## GIVEN EXERCISE:
Please print every record below exactly as it appears.

## PROVIDED DATA:
════

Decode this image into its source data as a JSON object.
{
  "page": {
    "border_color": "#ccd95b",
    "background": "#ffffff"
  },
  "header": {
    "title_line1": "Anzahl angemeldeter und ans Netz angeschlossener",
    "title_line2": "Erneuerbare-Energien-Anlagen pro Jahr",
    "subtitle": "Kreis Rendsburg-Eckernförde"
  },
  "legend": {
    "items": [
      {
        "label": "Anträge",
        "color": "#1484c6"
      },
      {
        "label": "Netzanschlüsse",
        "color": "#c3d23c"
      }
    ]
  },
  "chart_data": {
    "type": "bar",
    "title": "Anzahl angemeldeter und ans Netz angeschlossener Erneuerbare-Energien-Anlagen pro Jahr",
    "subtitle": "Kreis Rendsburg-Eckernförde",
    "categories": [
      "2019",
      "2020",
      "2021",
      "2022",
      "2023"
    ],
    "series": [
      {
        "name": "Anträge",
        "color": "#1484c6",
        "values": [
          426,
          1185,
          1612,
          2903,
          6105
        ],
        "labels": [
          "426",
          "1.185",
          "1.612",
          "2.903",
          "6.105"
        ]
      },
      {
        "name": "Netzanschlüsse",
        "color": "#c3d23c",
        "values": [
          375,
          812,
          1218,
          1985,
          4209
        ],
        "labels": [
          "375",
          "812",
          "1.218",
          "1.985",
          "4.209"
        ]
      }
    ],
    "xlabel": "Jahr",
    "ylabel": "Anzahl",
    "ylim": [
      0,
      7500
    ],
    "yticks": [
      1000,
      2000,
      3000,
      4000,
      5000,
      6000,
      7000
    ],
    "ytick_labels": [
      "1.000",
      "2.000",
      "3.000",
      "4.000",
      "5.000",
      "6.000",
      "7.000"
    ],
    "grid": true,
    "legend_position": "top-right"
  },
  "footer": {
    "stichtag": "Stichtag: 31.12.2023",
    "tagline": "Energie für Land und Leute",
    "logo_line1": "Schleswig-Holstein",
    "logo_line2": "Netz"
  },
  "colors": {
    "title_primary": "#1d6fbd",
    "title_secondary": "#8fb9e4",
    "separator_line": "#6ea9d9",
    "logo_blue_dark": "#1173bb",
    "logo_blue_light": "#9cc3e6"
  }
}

════

## COMPLETED EXERCISE:
Decode this image into its source data as a JSON object.
{
  "page": {
    "border_color": "#ccd95b",
    "background": "#ffffff"
  },
  "header": {
    "title_line1": "Anzahl angemeldeter und ans Netz angeschlossener",
    "title_line2": "Erneuerbare-Energien-Anlagen pro Jahr",
    "subtitle": "Kreis Rendsburg-Eckernförde"
  },
  "legend": {
    "items": [
      {
        "label": "Anträge",
        "color": "#1484c6"
      },
      {
        "label": "Netzanschlüsse",
        "color": "#c3d23c"
      }
    ]
  },
  "chart_data": {
    "type": "bar",
    "title": "Anzahl angemeldeter und ans Netz angeschlossener Erneuerbare-Energien-Anlagen pro Jahr",
    "subtitle": "Kreis Rendsburg-Eckernförde",
    "categories": [
      "2019",
      "2020",
      "2021",
      "2022",
      "2023"
    ],
    "series": [
      {
        "name": "Anträge",
        "color": "#1484c6",
        "values": [
          426,
          1185,
          1612,
          2903,
          6105
        ],
        "labels": [
          "426",
          "1.185",
          "1.612",
          "2.903",
          "6.105"
        ]
      },
      {
        "name": "Netzanschlüsse",
        "color": "#c3d23c",
        "values": [
          375,
          812,
          1218,
          1985,
          4209
        ],
        "labels": [
          "375",
          "812",
          "1.218",
          "1.985",
          "4.209"
        ]
      }
    ],
    "xlabel": "Jahr",
    "ylabel": "Anzahl",
    "ylim": [
      0,
      7500
    ],
    "yticks": [
      1000,
      2000,
      3000,
      4000,
      5000,
      6000,
      7000
    ],
    "ytick_labels": [
      "1.000",
      "2.000",
      "3.000",
      "4.000",
      "5.000",
      "6.000",
      "7.000"
    ],
    "grid": true,
    "legend_position": "top-right"
  },
  "footer": {
    "stichtag": "Stichtag: 31.12.2023",
    "tagline": "Energie für Land und Leute",
    "logo_line1": "Schleswig-Holstein",
    "logo_line2": "Netz"
  },
  "colors": {
    "title_primary": "#1d6fbd",
    "title_secondary": "#8fb9e4",
    "separator_line": "#6ea9d9",
    "logo_blue_dark": "#1173bb",
    "logo_blue_light": "#9cc3e6"
  }
}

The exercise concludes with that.